■ TO BE DONE:
Print the records again, character for character.

■ GIVEN INFORMATION:
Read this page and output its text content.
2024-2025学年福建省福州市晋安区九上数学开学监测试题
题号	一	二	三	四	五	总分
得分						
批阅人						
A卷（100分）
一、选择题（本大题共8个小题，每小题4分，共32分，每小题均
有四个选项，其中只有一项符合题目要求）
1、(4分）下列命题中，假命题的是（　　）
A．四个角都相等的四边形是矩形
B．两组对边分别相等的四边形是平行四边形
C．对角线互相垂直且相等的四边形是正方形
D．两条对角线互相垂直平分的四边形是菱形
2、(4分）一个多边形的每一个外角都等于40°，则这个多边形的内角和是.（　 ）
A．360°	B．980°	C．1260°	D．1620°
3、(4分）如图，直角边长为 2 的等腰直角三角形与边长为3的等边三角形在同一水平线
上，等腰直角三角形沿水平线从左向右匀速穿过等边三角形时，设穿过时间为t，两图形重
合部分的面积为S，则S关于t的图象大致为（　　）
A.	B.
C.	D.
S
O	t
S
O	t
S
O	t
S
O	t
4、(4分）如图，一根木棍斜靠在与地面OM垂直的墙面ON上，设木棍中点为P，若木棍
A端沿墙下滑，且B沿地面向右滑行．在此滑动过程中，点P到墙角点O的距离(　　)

■ THE ANSWER:
Read this page and output its text content.
2024-2025学年福建省福州市晋安区九上数学开学监测试题
题号	一	二	三	四	五	总分
得分						
批阅人						
A卷（100分）
一、选择题（本大题共8个小题，每小题4分，共32分，每小题均
有四个选项，其中只有一项符合题目要求）
1、(4分）下列命题中，假命题的是（　　）
A．四个角都相等的四边形是矩形
B．两组对边分别相等的四边形是平行四边形
C．对角线互相垂直且相等的四边形是正方形
D．两条对角线互相垂直平分的四边形是菱形
2、(4分）一个多边形的每一个外角都等于40°，则这个多边形的内角和是.（　 ）
A．360°	B．980°	C．1260°	D．1620°
3、(4分）如图，直角边长为 2 的等腰直角三角形与边长为3的等边三角形在同一水平线
上，等腰直角三角形沿水平线从左向右匀速穿过等边三角形时，设穿过时间为t，两图形重
合部分的面积为S，则S关于t的图象大致为（　　）
A.	B.
C.	D.
S
O	t
S
O	t
S
O	t
S
O	t
4、(4分）如图，一根木棍斜靠在与地面OM垂直的墙面ON上，设木棍中点为P，若木棍
A端沿墙下滑，且B沿地面向右滑行．在此滑动过程中，点P到墙角点O的距离(　　)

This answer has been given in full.